■ Page excerpt:
******

Journey to the River Sea Eva Ibbotson

Journey to the River Sea is one of those wonderful books which conjures a truly amazing world  - in this case, the South American jungle. There's plenty happening, so that you can't stop turning the pages, but it's never so bad that you feel anxious or depressed as a reader. There are some fantastic characters in it, too, including one of the most awful families I've ever met, and a governess who has a necklace made out of her nieces' and nephews' milk teeth!

Wonder has been massively successful, and it deserves every bit of that success. R.J. Palacio has done something really clever and made us sympathise completely with someone who is physically deeply unattractive. It's a big-hearted book, and I reckon if everyone on the planet was made to read it, the world would instantly become a nicer place. Like Journey to the River Sea, it's always exciting but never too miserable, even though the main character, Auggie, faces so much adversity.

Wonder RJ Palacio
Holes Louis Sachar

Holes is probably the most satisfying book I have ever read. It seems like a simple enough story, but it's only when you get to the end that you realise how beautifully symmetrical it is - all sorts of small things you read about at the beginning, which don't seem very important, are resolved at the end in a way that feels completely natural and is just so pleasing! I am in awe of Louis Sachar, because I know that cannot possibly have been as easy as it looks.

And then, of course, there's Michael Morpurgo. What can I say? The man is a legend! He writes about three books a year, and most years, one of them is a runaway bestseller. My son got me into his books and there are so many I could name that he and I have both loved. I've picked these two, because I think in their way, they are each extraordinary.

​War Horse tells the story of World War One through the eyes of a horse, who encounters good and evil on both sides. Morpurgo's command of the detail is astonishing - you would swear he was actually there - and this story has a powerful message that the 'enemy' is just another bunch of people the same as us.

Shadow, by contrast, is set in the present, and is strikingly relevant to the situation Syrian refugees are finding themselves in in Europe. By telling the story of one boy, his mother and a dog, Morpurgo gives a human face to a tragedy that is otherwise about faceless thousands fleeing from war, only to meet hostility from those of us who ought to be able to help them. Both moving and brilliant!

War Horse Michael Morpurgo
Shadow Michael Morpurgo
Charmed Life Diana Wynne Jones
The Lives of Christopher Chant Diana Wynne Jones
Enchanted glass Diana Wynne Jones

If you fancy something lighter, and you enjoy magic, I love  the topsy-turvy worlds Diana Wynne Jones creates. Particular favourites in the last couple of years have been Charmed Life, and The Lives of Christopher Chant, about the wizard, Chrestomanci, and Enchanted Glass, which is about so many things, I can't begin to describe them all, but which includes a kind of ogre, and people having doubles of themselves who are evil. I couldn't put it down!

******

(Rows from a layout dataset)
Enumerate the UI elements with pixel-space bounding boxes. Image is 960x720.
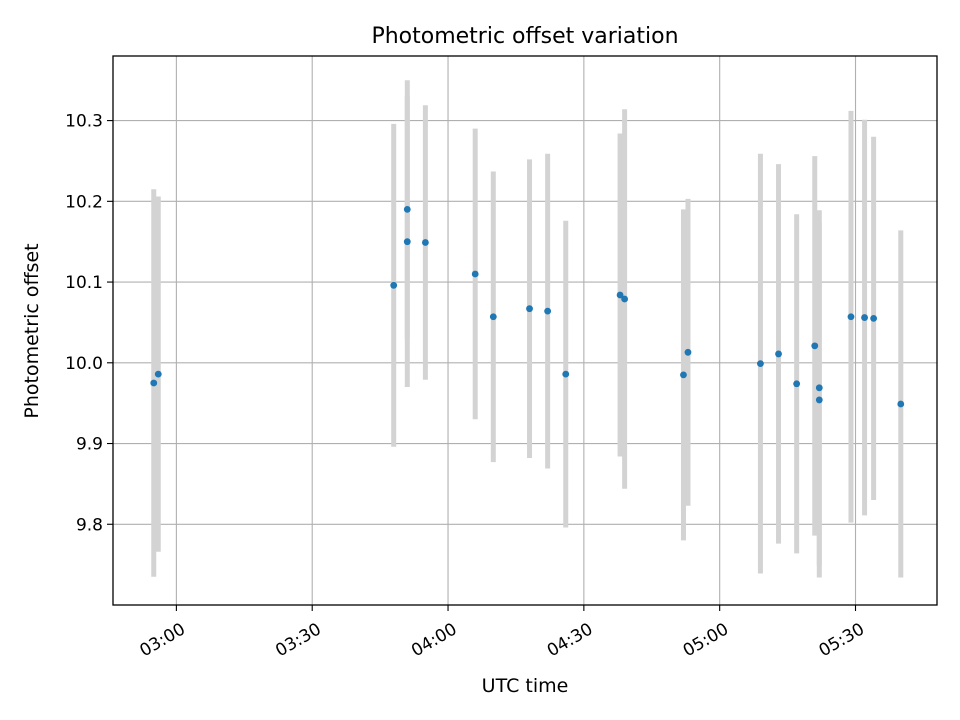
y-tick-label: 10.0 <box>65 354 103 374</box>
data-point <box>847 313 855 321</box>
y-axis-label: Photometric offset <box>21 243 43 418</box>
data-point <box>403 238 411 246</box>
data-point <box>526 305 533 313</box>
data-point <box>150 379 158 387</box>
data-point <box>489 313 497 321</box>
y-axis: 9.8 9.9 10.0 10.1 10.2 10.3 <box>65 112 113 535</box>
data-point <box>757 360 764 368</box>
plot-frame <box>112 55 938 606</box>
data-point <box>870 314 878 322</box>
data-point <box>471 270 479 278</box>
data-point <box>861 314 868 321</box>
data-point <box>421 239 429 246</box>
data-points <box>150 205 905 408</box>
grid <box>113 56 937 605</box>
data-point <box>616 291 624 299</box>
x-axis-label: UTC time <box>482 675 569 697</box>
data-point <box>897 400 905 408</box>
data-point <box>544 307 552 315</box>
data-point <box>684 348 692 356</box>
data-point <box>154 370 162 378</box>
data-point <box>680 371 687 379</box>
y-tick-label: 9.9 <box>76 435 103 455</box>
data-point <box>403 205 411 213</box>
data-point <box>811 342 819 350</box>
data-point <box>775 350 782 358</box>
y-tick-label: 10.3 <box>65 112 103 132</box>
y-tick-label: 10.1 <box>65 273 103 293</box>
y-tick-label: 10.2 <box>65 192 103 212</box>
data-point <box>815 384 823 392</box>
chart-title: Photometric offset variation <box>371 24 678 49</box>
data-point <box>621 295 629 303</box>
data-point <box>562 370 570 378</box>
data-point <box>815 396 823 404</box>
data-point <box>390 281 398 289</box>
data-point <box>793 380 801 388</box>
y-tick-label: 9.8 <box>76 515 103 535</box>
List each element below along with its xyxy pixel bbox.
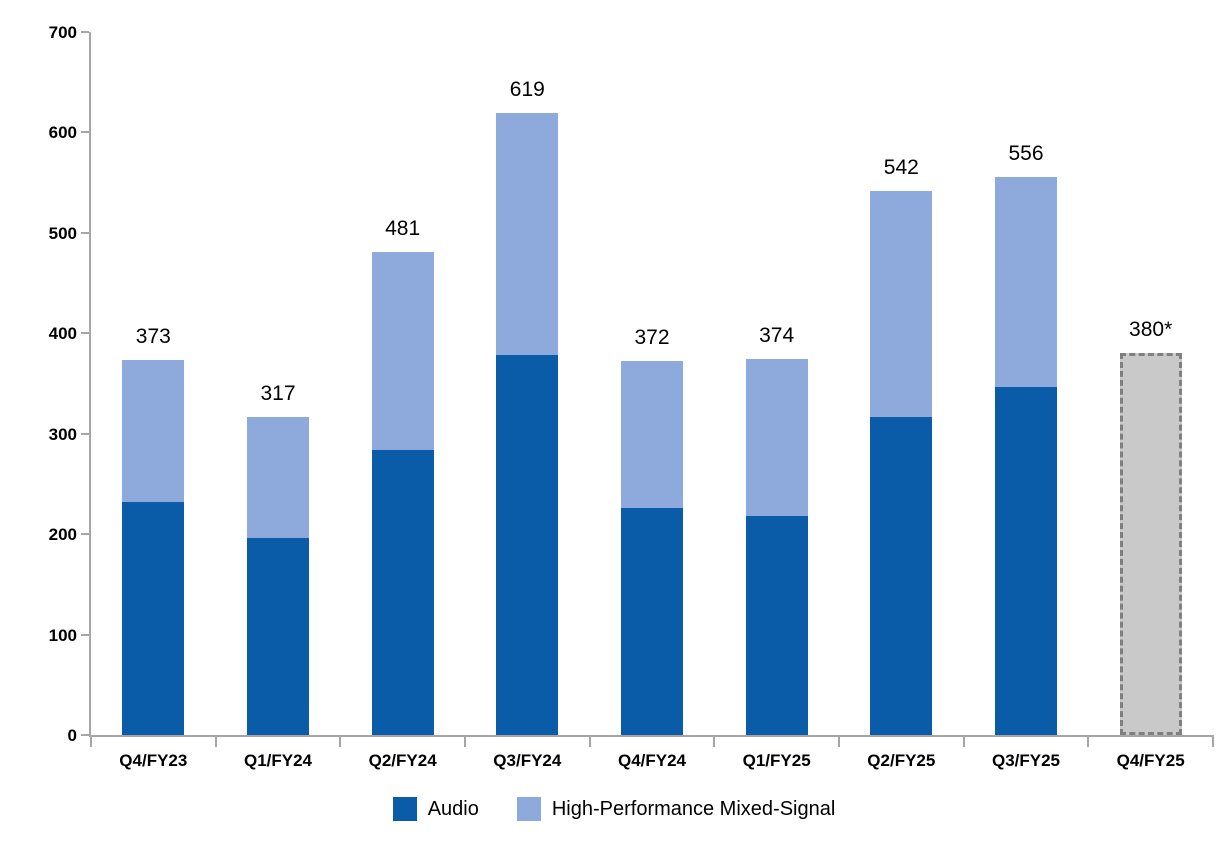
x-category-label: Q3/FY25 [991, 751, 1061, 770]
y-tick-label: 100 [48, 625, 77, 645]
bar-total-label: 542 [883, 155, 919, 179]
legend-item-audio: Audio [392, 797, 479, 821]
x-boundary-tick [838, 735, 840, 747]
bar-hpms-Q2/FY24 [371, 251, 434, 450]
x-boundary-tick [90, 735, 92, 747]
x-boundary-tick [962, 735, 965, 747]
x-boundary-tick [464, 735, 466, 747]
legend-item-hpms: High-Performance Mixed-Signal [516, 797, 836, 821]
bar-audio-Q4/FY23 [122, 502, 185, 735]
bar-total-label: 481 [385, 216, 421, 240]
x-category-label: Q3/FY24 [493, 751, 562, 770]
x-category-label: Q4/FY24 [617, 751, 687, 770]
legend-swatch-hpms [516, 797, 541, 821]
x-boundary-tick [1087, 735, 1090, 747]
x-category-label: Q4/FY25 [1116, 751, 1185, 770]
y-tick-label: 200 [48, 525, 77, 545]
y-tick-label: 700 [48, 23, 77, 42]
bar-audio-Q4/FY24 [621, 508, 683, 735]
x-boundary-tick [588, 735, 591, 747]
legend-label-hpms: High-Performance Mixed-Signal [551, 798, 836, 820]
bar-hpms-Q4/FY24 [621, 361, 683, 509]
y-tick [81, 533, 89, 536]
y-tick-label: 400 [48, 324, 77, 344]
y-tick-label: 0 [67, 726, 77, 745]
bar-total-label: 380* [1129, 318, 1173, 342]
bar-audio-Q1/FY25 [745, 516, 808, 735]
y-tick [81, 633, 89, 636]
y-tick [81, 231, 89, 234]
y-tick [81, 31, 89, 33]
bar-hpms-Q3/FY24 [496, 113, 559, 356]
x-category-label: Q1/FY25 [742, 751, 811, 770]
x-boundary-tick [214, 735, 217, 747]
bar-forecast-Q4/FY25 [1119, 353, 1182, 735]
x-category-label: Q4/FY23 [119, 751, 188, 770]
y-tick-label: 300 [48, 424, 77, 444]
bar-hpms-Q4/FY23 [122, 360, 185, 502]
legend-label-audio: Audio [427, 798, 479, 820]
bar-total-label: 556 [1008, 141, 1044, 165]
x-category-label: Q2/FY24 [368, 751, 437, 770]
y-tick [81, 734, 89, 736]
bar-total-label: 373 [135, 325, 171, 349]
bar-hpms-Q1/FY25 [745, 359, 808, 517]
bar-audio-Q3/FY24 [496, 355, 559, 735]
x-category-label: Q2/FY25 [867, 751, 936, 770]
y-tick [81, 432, 89, 435]
x-category-label: Q1/FY24 [243, 751, 313, 770]
legend: Audio High-Performance Mixed-Signal [0, 797, 1228, 821]
x-boundary-tick [1212, 735, 1214, 747]
bar-audio-Q2/FY25 [870, 416, 933, 735]
bar-audio-Q3/FY25 [995, 386, 1057, 735]
x-boundary-tick [713, 735, 716, 747]
bar-total-label: 317 [260, 381, 296, 405]
x-axis-line [89, 735, 1213, 737]
bar-total-label: 372 [634, 326, 670, 350]
bar-total-label: 619 [509, 78, 545, 102]
y-tick-label: 600 [48, 123, 77, 143]
y-tick [81, 131, 89, 134]
bar-hpms-Q2/FY25 [870, 190, 933, 417]
y-tick [81, 332, 89, 335]
bar-hpms-Q3/FY25 [995, 176, 1057, 387]
y-tick-label: 500 [48, 223, 77, 243]
bar-total-label: 374 [759, 324, 795, 348]
legend-swatch-audio [392, 797, 417, 821]
y-axis-line [89, 32, 91, 737]
x-boundary-tick [339, 735, 342, 747]
bar-audio-Q2/FY24 [371, 449, 434, 735]
bar-audio-Q1/FY24 [247, 538, 309, 735]
bar-hpms-Q1/FY24 [247, 416, 309, 539]
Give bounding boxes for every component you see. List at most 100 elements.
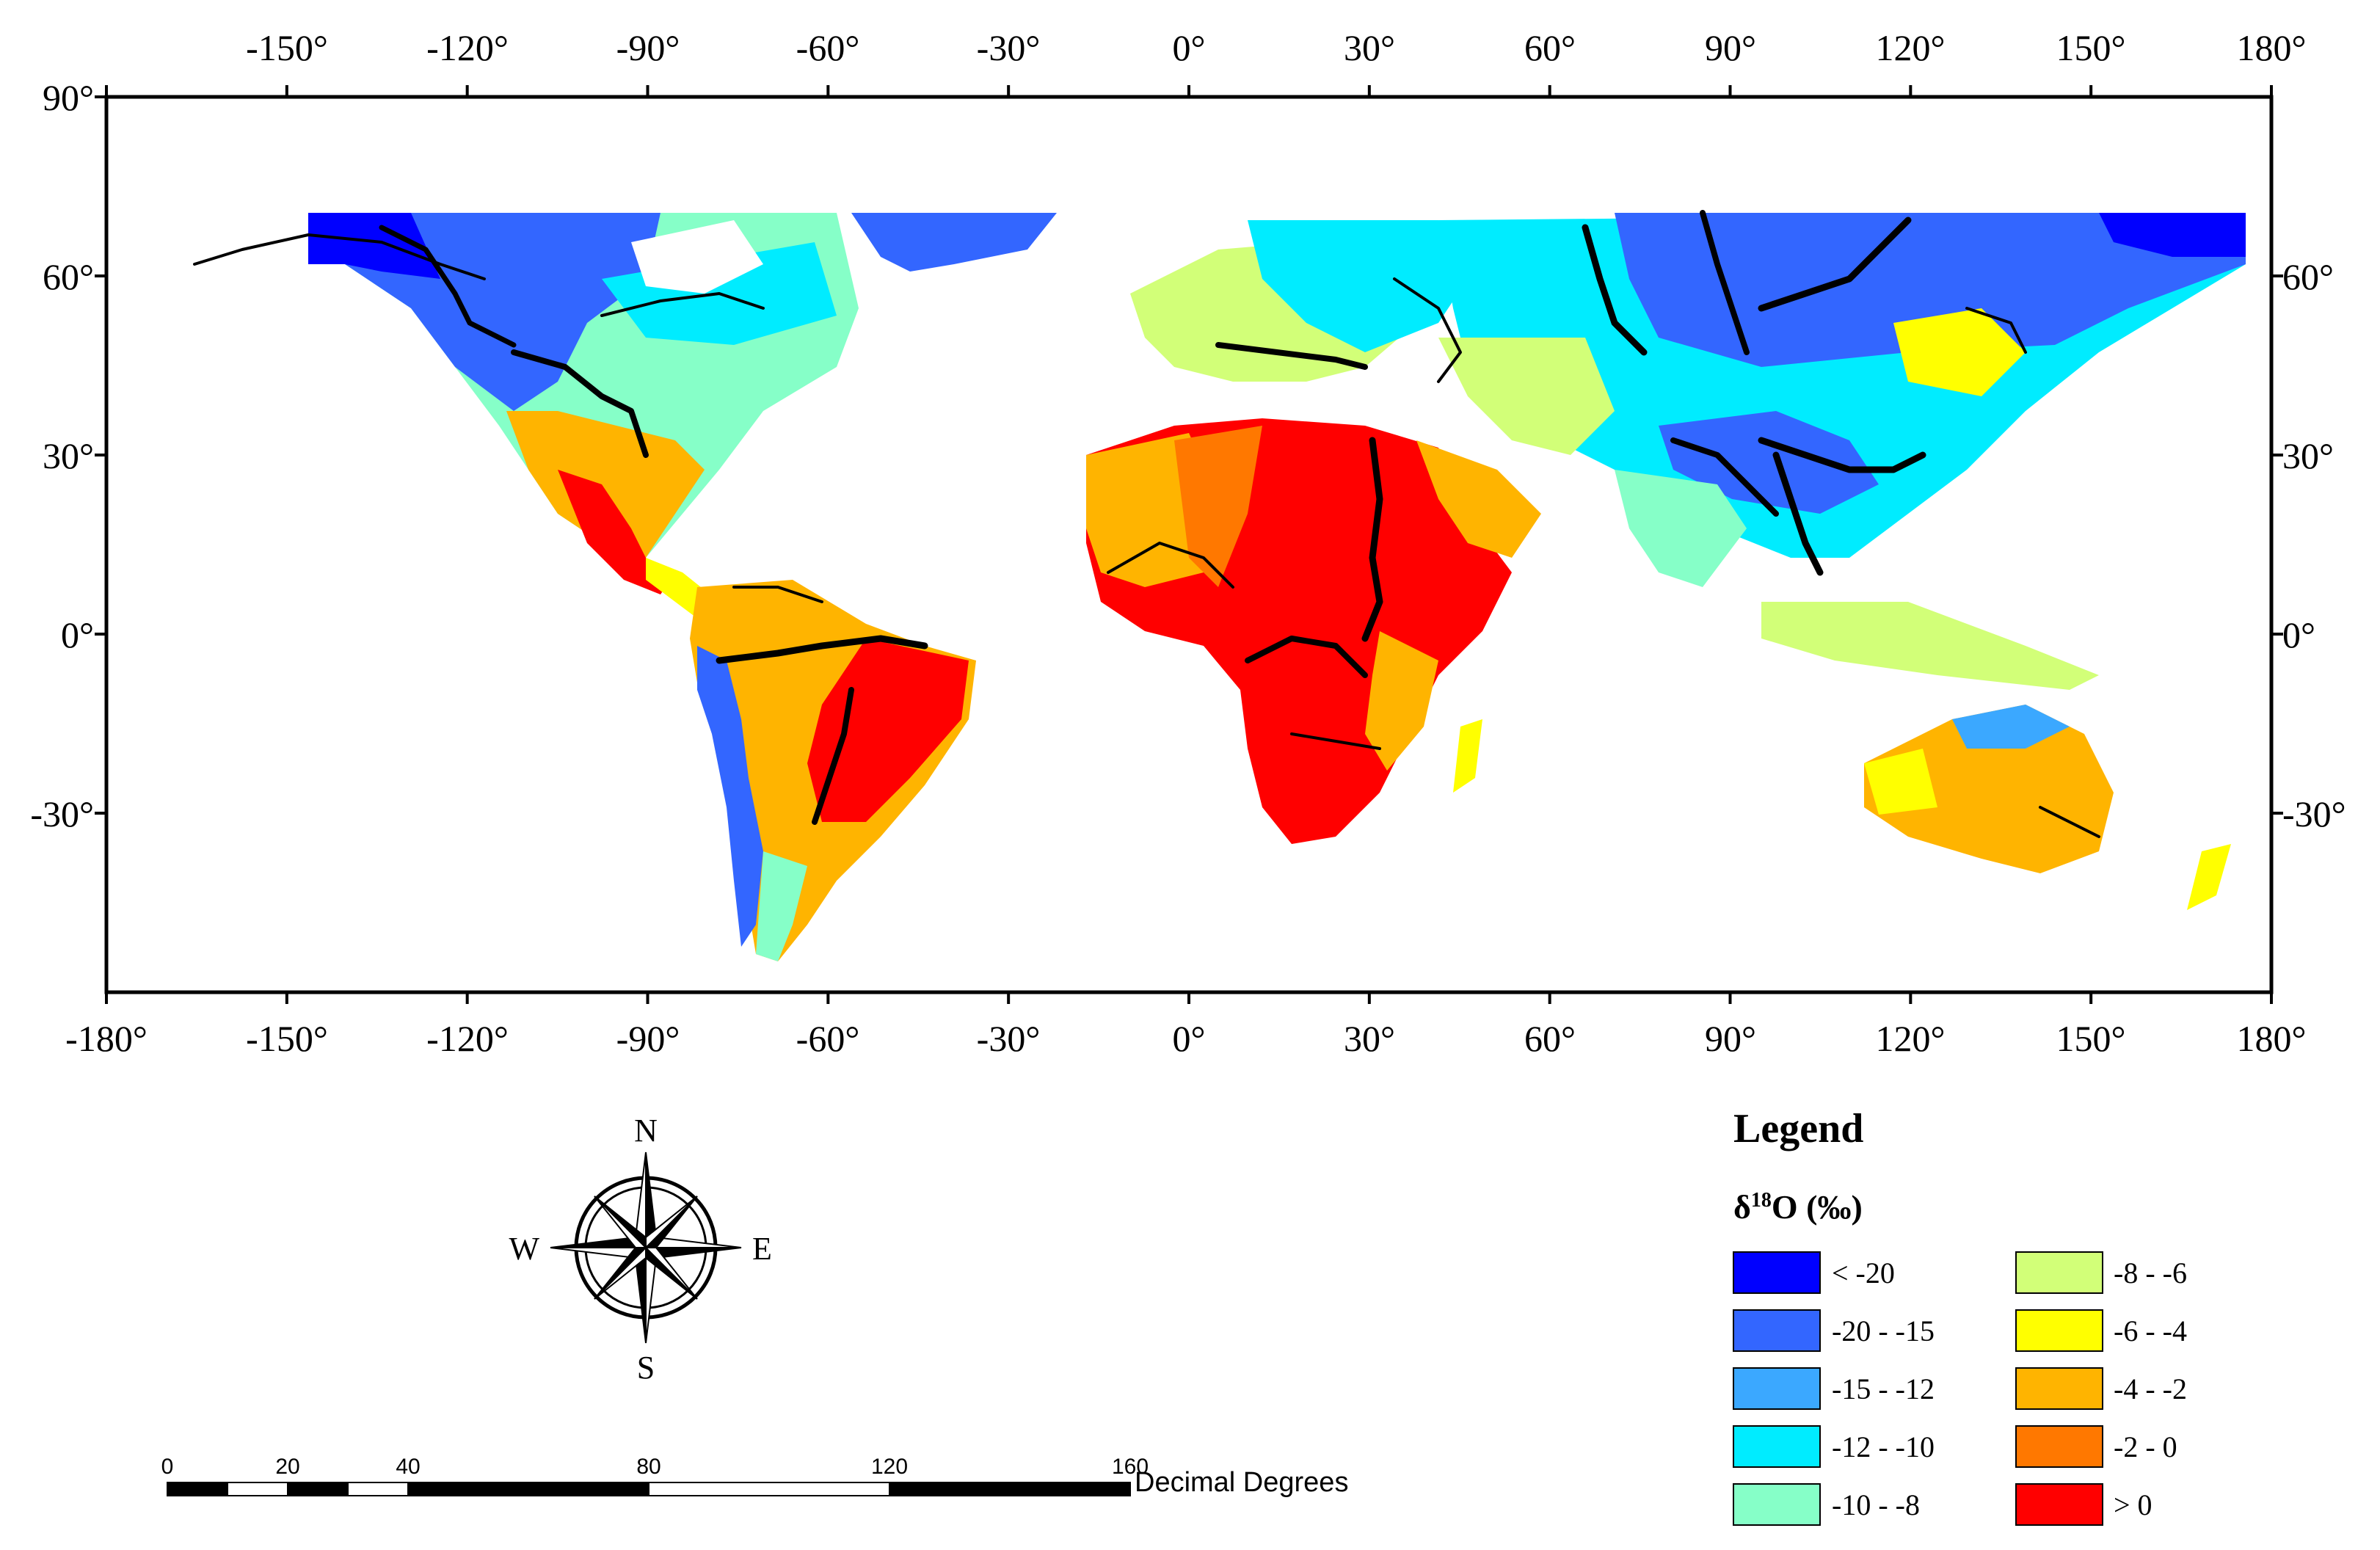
lon-label-bottom-2: -120° (426, 1018, 509, 1059)
scale-seg-1 (227, 1482, 288, 1496)
river-brahmaputra (1670, 437, 1779, 517)
lon-label-top-2: -120° (426, 27, 509, 68)
arabia-region (1416, 440, 1541, 558)
river-danube (1215, 342, 1368, 370)
lon-label-bottom-5: -30° (977, 1018, 1041, 1059)
legend-swatch-8 (2015, 1425, 2103, 1468)
lon-label-bottom-6: 0° (1173, 1018, 1206, 1059)
latitude-left-labels: 90° 60° 30° 0° -30° (30, 77, 94, 834)
legend: Legend δ18O (‰) < -20 -20 - -15 -15 - -1… (1733, 1106, 2187, 1526)
lon-label-top-4: -60° (796, 27, 860, 68)
patagonia-cyan-region (756, 851, 807, 961)
river-mississippi (511, 349, 649, 458)
lon-label-bottom-1: -150° (246, 1018, 328, 1059)
compass-star-icon (550, 1151, 742, 1344)
river-parana (812, 687, 854, 825)
river-yukon (193, 233, 486, 280)
river-zambezi (1290, 732, 1381, 750)
amazon-red-region (807, 638, 969, 822)
lat-label-right-0: 60° (2282, 256, 2334, 297)
rivers-layer (193, 210, 2100, 838)
scale-label-1: 20 (275, 1455, 299, 1479)
lat-label-left-3: 0° (61, 614, 94, 655)
scale-label-0: 0 (161, 1455, 174, 1479)
lon-label-bottom-11: 150° (2056, 1018, 2126, 1059)
australia-region (1864, 705, 2114, 873)
legend-swatch-0 (1733, 1251, 1821, 1294)
river-yangtze (1758, 437, 1926, 473)
legend-label-1: -20 - -15 (1832, 1314, 1935, 1347)
lon-label-top-1: -150° (246, 27, 328, 68)
siberia-cold-region (1615, 213, 2246, 367)
latitude-right-labels: 60° 30° 0° -30° (2282, 256, 2346, 834)
river-nile (1361, 437, 1383, 642)
river-saint-lawrence (600, 292, 765, 317)
scale-seg-3 (347, 1482, 409, 1496)
europe-cool-region (1248, 220, 1468, 352)
greenland-region (851, 213, 1057, 272)
lon-label-top-12: 180° (2237, 27, 2307, 68)
new-zealand-region (2187, 844, 2231, 910)
legend-swatch-6 (2015, 1309, 2103, 1352)
scale-label-5: 160 (1112, 1455, 1149, 1479)
river-amazon (716, 635, 928, 664)
compass-rose: N S E W (509, 1113, 771, 1386)
east-africa-orange-region (1365, 631, 1438, 771)
legend-swatch-3 (1733, 1425, 1821, 1468)
compass-north: N (634, 1113, 658, 1149)
canada-snow-gap (631, 220, 763, 294)
scale-label-3: 80 (636, 1455, 660, 1479)
scale-bar: 0 20 40 80 120 160 Decimal Degrees (161, 1455, 1349, 1498)
longitude-bottom-labels: -180° -150° -120° -90° -60° -30° 0° 30° … (65, 1018, 2306, 1059)
lon-label-top-6: 0° (1173, 27, 1206, 68)
longitude-top-labels: -180° -150° -120° -90° -60° -30° 0° 30° … (246, 27, 2306, 68)
legend-label-2: -15 - -12 (1832, 1372, 1935, 1405)
legend-label-5: -8 - -6 (2114, 1256, 2187, 1289)
legend-label-3: -12 - -10 (1832, 1430, 1935, 1463)
us-south-warm-region (506, 411, 705, 558)
legend-swatch-9 (2015, 1483, 2103, 1526)
madagascar-region (1453, 719, 1482, 793)
maritime-southeast-asia-region (1761, 602, 2099, 690)
river-volga (1393, 277, 1462, 383)
legend-swatch-7 (2015, 1367, 2103, 1410)
lon-label-top-8: 60° (1524, 27, 1576, 68)
lon-label-bottom-3: -90° (616, 1018, 680, 1059)
compass-east: E (752, 1231, 772, 1267)
sahel-orange-region (1174, 426, 1262, 587)
australia-north-blue-region (1952, 705, 2070, 749)
scale-unit-label: Decimal Degrees (1135, 1467, 1348, 1498)
river-murray (2039, 806, 2100, 838)
legend-label-6: -6 - -4 (2114, 1314, 2187, 1347)
lon-label-bottom-9: 90° (1705, 1018, 1756, 1059)
andes-blue-region (697, 646, 763, 947)
lon-label-top-3: -90° (616, 27, 680, 68)
scale-seg-4 (407, 1482, 649, 1496)
legend-label-9: > 0 (2114, 1488, 2152, 1521)
frame-ticks (95, 85, 2283, 1004)
river-mekong (1772, 451, 1824, 576)
lon-label-top-7: 30° (1344, 27, 1395, 68)
scale-seg-5 (648, 1482, 890, 1496)
river-yenisei (1700, 210, 1750, 355)
legend-swatch-5 (2015, 1251, 2103, 1294)
legend-variable: δ18O (‰) (1733, 1188, 1863, 1226)
legend-title: Legend (1733, 1106, 1863, 1151)
river-orinoco (732, 586, 823, 603)
river-ob (1582, 224, 1648, 356)
scale-seg-0 (167, 1482, 228, 1496)
lon-label-top-5: -30° (977, 27, 1041, 68)
india-region (1615, 470, 1747, 587)
scale-seg-6 (889, 1482, 1131, 1496)
river-amur (1965, 307, 2027, 354)
central-asia-lime-region (1438, 338, 1615, 455)
scale-label-2: 40 (396, 1455, 420, 1479)
lon-label-bottom-10: 120° (1876, 1018, 1946, 1059)
lon-label-bottom-0: -180° (65, 1018, 148, 1059)
compass-south: S (637, 1350, 655, 1386)
legend-label-0: < -20 (1832, 1256, 1895, 1289)
river-mackenzie (379, 225, 517, 348)
river-congo (1245, 636, 1368, 678)
compass-west: W (509, 1231, 539, 1267)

******

■ Exercise requirements:
• a. In the book recommendations, why does the writer say they are in awe of Louis Sachar? Answer in one to three sentences.
• b. Write the next part of the book recommendations, picking up after their final sentence.

■ The replies:
• a. The writer finds Holes beautifully symmetrical: small things from the beginning that seem unimportant are resolved at the end in a way that feels completely natural. The writer is in awe because they know that cannot possibly have been as easy as it looks.

• b.
For younger readers, I still love Tom's Midnight Garden, about a boy who hears the grandfather clock chime thirteen in the middle of the night, and opens a door on to the magical garden that once belonged to the house. It's a children's classic rather than a new release, but it bears re-reading over and over again. I know. I've done it!

Tom's Midnight Garden Philippa Pearce
Smith Leon Garfield

Another classic, for slightly older readers, is Smith by Leon Garfield.  I went and tracked this down because it has such a sensational atmosphere - dark, mysterious, dishonest Victorian London - that I've never forgotten it since I read it thirty years ago!  Re-reading it a few months ago, it  was every bit as good as I remembered. Quite a few of Garfield's other books were also set in Victorian London. I read lots of them and loved them!

You might have started to notice, place is important to me as a reader - I like to really feel the atmosphere, and The Lie Tree is phenomenal in that respect! What starts out feeling like slightly sinister historical fiction veers off first into mystery, and then into totally convincing fantasy. This book came out in 2015, and it deserves to become a classic. Utterly gripping!

The Lie Tree Frances Hardinge
The Dark is Rising Susan Cooper
Greenwitch Susan Cooper
Over Sea Under Stone Susan Cooper
The Grey King Susan Cooper
Silver on theTree Susan Cooper

And then there are the series of books I have loved. The Dark is Rising sequence by Susan Cooper gets my top vote. Like a couple of the books above, it's been around a long time, but it's as good as when it was first written. These books are a mixture of Arthurian legend and fantasy, each one with an amazing sense of place, and completely compelling plot. I can't recommend highly enough!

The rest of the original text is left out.